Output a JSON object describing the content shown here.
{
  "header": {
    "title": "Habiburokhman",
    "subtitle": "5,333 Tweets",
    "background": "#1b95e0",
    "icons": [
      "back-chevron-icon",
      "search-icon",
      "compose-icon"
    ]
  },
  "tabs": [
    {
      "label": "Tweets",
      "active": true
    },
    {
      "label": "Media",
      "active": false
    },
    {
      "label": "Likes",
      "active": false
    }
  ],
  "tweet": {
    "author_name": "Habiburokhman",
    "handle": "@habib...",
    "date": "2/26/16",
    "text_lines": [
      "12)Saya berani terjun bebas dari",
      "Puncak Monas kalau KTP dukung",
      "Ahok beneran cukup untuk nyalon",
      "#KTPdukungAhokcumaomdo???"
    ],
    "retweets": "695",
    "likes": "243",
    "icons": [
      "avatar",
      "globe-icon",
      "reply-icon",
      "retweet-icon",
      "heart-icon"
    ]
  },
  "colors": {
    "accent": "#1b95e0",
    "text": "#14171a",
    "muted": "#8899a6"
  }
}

::::::::

**TASK TO CARRY OUT**. Nothing in the listing may be changed; retype it all exactly.

**COMPLETE ANSWER**.
Output a JSON object describing the content shown here.
{
  "header": {
    "title": "Habiburokhman",
    "subtitle": "5,333 Tweets",
    "background": "#1b95e0",
    "icons": [
      "back-chevron-icon",
      "search-icon",
      "compose-icon"
    ]
  },
  "tabs": [
    {
      "label": "Tweets",
      "active": true
    },
    {
      "label": "Media",
      "active": false
    },
    {
      "label": "Likes",
      "active": false
    }
  ],
  "tweet": {
    "author_name": "Habiburokhman",
    "handle": "@habib...",
    "date": "2/26/16",
    "text_lines": [
      "12)Saya berani terjun bebas dari",
      "Puncak Monas kalau KTP dukung",
      "Ahok beneran cukup untuk nyalon",
      "#KTPdukungAhokcumaomdo???"
    ],
    "retweets": "695",
    "likes": "243",
    "icons": [
      "avatar",
      "globe-icon",
      "reply-icon",
      "retweet-icon",
      "heart-icon"
    ]
  },
  "colors": {
    "accent": "#1b95e0",
    "text": "#14171a",
    "muted": "#8899a6"
  }
}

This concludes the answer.